## begin PASSAGE TO READ
Hi, thanks for this library. I'm pretty new to JWT as well as C++. I looked at this issue - not sure if its the same problem.

I'm trying a simple example:

  • Generate a token for 10 minutes (token generation works, not sure about time)
  • Decode token to describe claims (works)
  • verify token immediately (says token expires)

Would appreciate if you could spot an issue. Thanks.

Output:

Time now is: 2019-05-03T18:27:28Z
Encoded token:eyJhbGciOiJIUzI1NiJ9.eyJleHAiOjE1NTY5MjY2NDgsImlhdCI6MTU1NjkyNjA0OCwiaXNzIjoiYXV0aDAifQ._0pFMLEtcvB
HUR_T33eMV-l3n5pG1NRx_pIPmhHMW90
Decoded token details:iss = "auth0"
exp = 1556926648
iat = 1556926048
Validation results:oops exception:token verification failed: token expired

Code:

#include "include/jwt-cpp/jwt.h"
#include <iostream>
#include <sstream>
#include <locale>
#include <iomanip>



#define EXPIRY_MIN 10

std::string now_time()
{
  std::time_t now= std::time(0);
  std::tm* now_tm= std::gmtime(&now);
  char buf[100];
  std::strftime(buf, 100, "%Y-%m-%dT%H:%M:%SZ", now_tm);
  return buf;
}

int main(int argc, const char** argv) {
        std::tm tm = {};
        std::string now = now_time();
        std::cout << "Time now is: " << now << std::endl;
        std::istringstream iss(now);
        iss >> std::get_time(&tm, "%Y-%m-%dT%H:%M:%SZ");

        auto tp = std::chrono::system_clock::from_time_t(std::mktime(&tm));
        auto expiresAt = tp+std::chrono::minutes(EXPIRY_MIN);



        auto token = jwt::create()
## end PASSAGE TO READ
## begin ENTRIES PROVIDED
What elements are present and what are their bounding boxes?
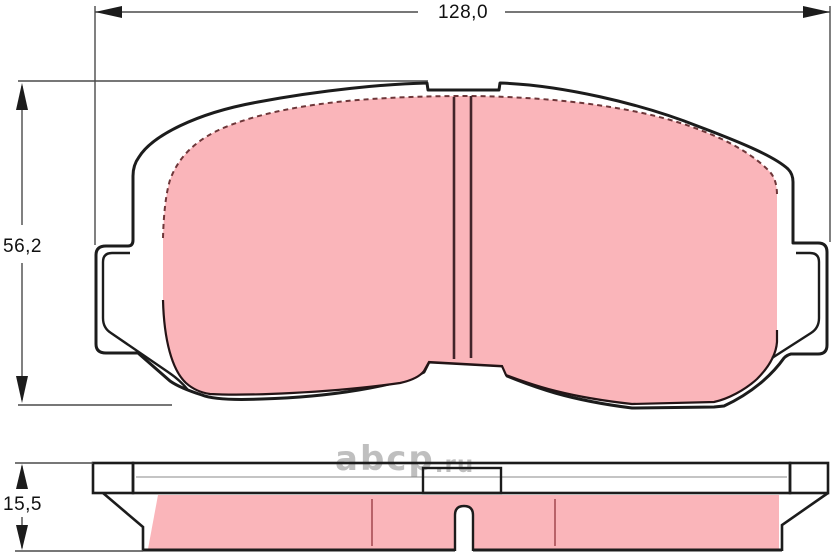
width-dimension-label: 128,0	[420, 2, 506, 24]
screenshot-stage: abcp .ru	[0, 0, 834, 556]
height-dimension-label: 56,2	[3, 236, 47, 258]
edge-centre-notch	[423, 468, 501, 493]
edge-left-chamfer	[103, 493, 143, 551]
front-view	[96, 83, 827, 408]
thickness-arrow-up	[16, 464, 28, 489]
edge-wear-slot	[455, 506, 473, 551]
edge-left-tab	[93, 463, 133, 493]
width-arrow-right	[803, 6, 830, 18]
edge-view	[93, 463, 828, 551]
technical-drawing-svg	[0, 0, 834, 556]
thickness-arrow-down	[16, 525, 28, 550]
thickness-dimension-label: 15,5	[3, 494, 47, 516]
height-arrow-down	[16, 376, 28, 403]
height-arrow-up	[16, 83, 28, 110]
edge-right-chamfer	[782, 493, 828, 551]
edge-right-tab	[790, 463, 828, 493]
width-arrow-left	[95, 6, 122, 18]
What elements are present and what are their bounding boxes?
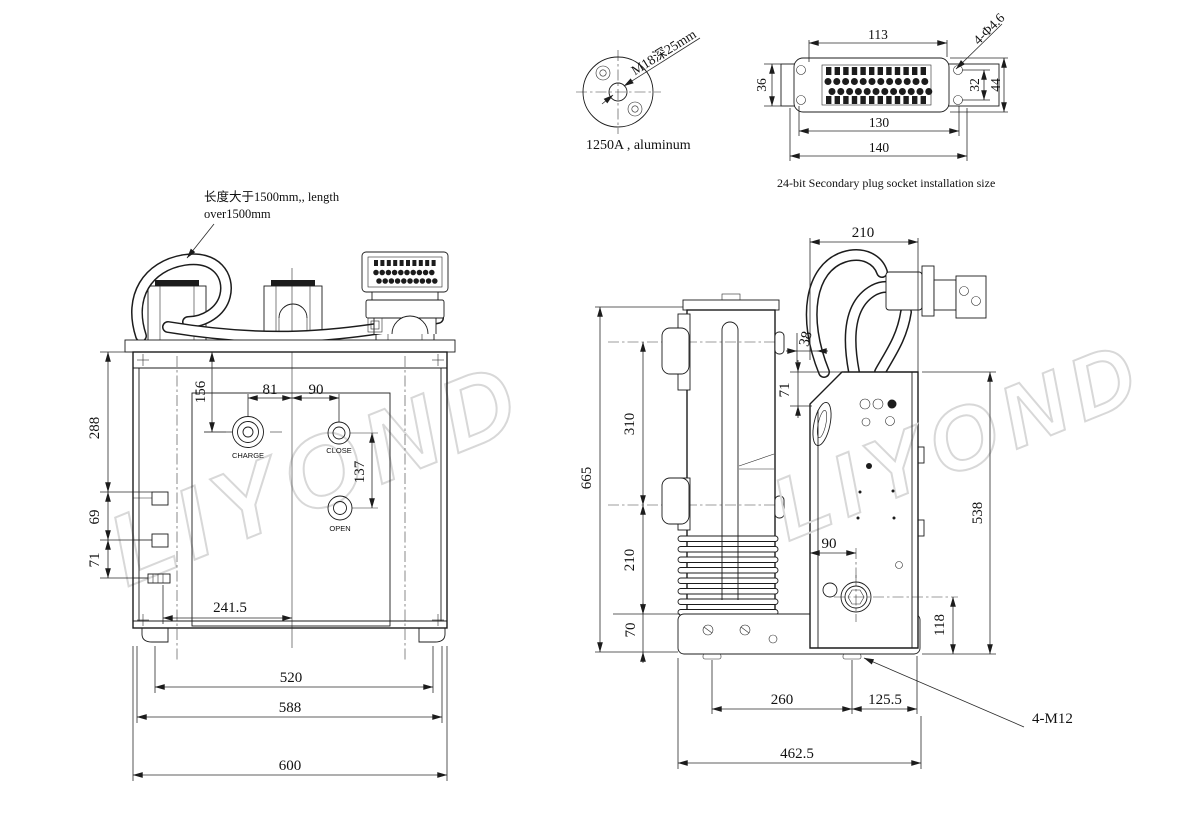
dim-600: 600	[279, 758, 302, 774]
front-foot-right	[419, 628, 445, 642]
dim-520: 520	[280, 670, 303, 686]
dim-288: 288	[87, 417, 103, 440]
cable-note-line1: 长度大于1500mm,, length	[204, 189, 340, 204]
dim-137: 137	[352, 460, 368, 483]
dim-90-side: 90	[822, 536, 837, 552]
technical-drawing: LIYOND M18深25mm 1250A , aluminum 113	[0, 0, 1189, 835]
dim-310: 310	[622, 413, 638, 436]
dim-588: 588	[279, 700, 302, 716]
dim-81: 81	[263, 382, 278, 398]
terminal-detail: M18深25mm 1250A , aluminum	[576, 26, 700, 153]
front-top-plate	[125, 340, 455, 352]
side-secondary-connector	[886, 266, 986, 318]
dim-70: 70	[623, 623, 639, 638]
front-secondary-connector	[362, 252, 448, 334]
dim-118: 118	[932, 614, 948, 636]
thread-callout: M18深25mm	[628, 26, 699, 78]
## end ENTRIES PROVIDED
_GIVEN INSTRUCTION_
Retype the post above about the JWT token that fails verification as expired, in full and without any changes.

_TASK ANSWER_
Hi, thanks for this library. I'm pretty new to JWT as well as C++. I looked at this issue - not sure if its the same problem.

I'm trying a simple example:

  • Generate a token for 10 minutes (token generation works, not sure about time)
  • Decode token to describe claims (works)
  • verify token immediately (says token expires)

Would appreciate if you could spot an issue. Thanks.

Output:

Time now is: 2019-05-03T18:27:28Z
Encoded token:eyJhbGciOiJIUzI1NiJ9.eyJleHAiOjE1NTY5MjY2NDgsImlhdCI6MTU1NjkyNjA0OCwiaXNzIjoiYXV0aDAifQ._0pFMLEtcvB
HUR_T33eMV-l3n5pG1NRx_pIPmhHMW90
Decoded token details:iss = "auth0"
exp = 1556926648
iat = 1556926048
Validation results:oops exception:token verification failed: token expired

Code:

#include "include/jwt-cpp/jwt.h"
#include <iostream>
#include <sstream>
#include <locale>
#include <iomanip>



#define EXPIRY_MIN 10

std::string now_time()
{
  std::time_t now= std::time(0);
  std::tm* now_tm= std::gmtime(&now);
  char buf[100];
  std::strftime(buf, 100, "%Y-%m-%dT%H:%M:%SZ", now_tm);
  return buf;
}

int main(int argc, const char** argv) {
        std::tm tm = {};
        std::string now = now_time();
        std::cout << "Time now is: " << now << std::endl;
        std::istringstream iss(now);
        iss >> std::get_time(&tm, "%Y-%m-%dT%H:%M:%SZ");

        auto tp = std::chrono::system_clock::from_time_t(std::mktime(&tm));
        auto expiresAt = tp+std::chrono::minutes(EXPIRY_MIN);



        auto token = jwt::create()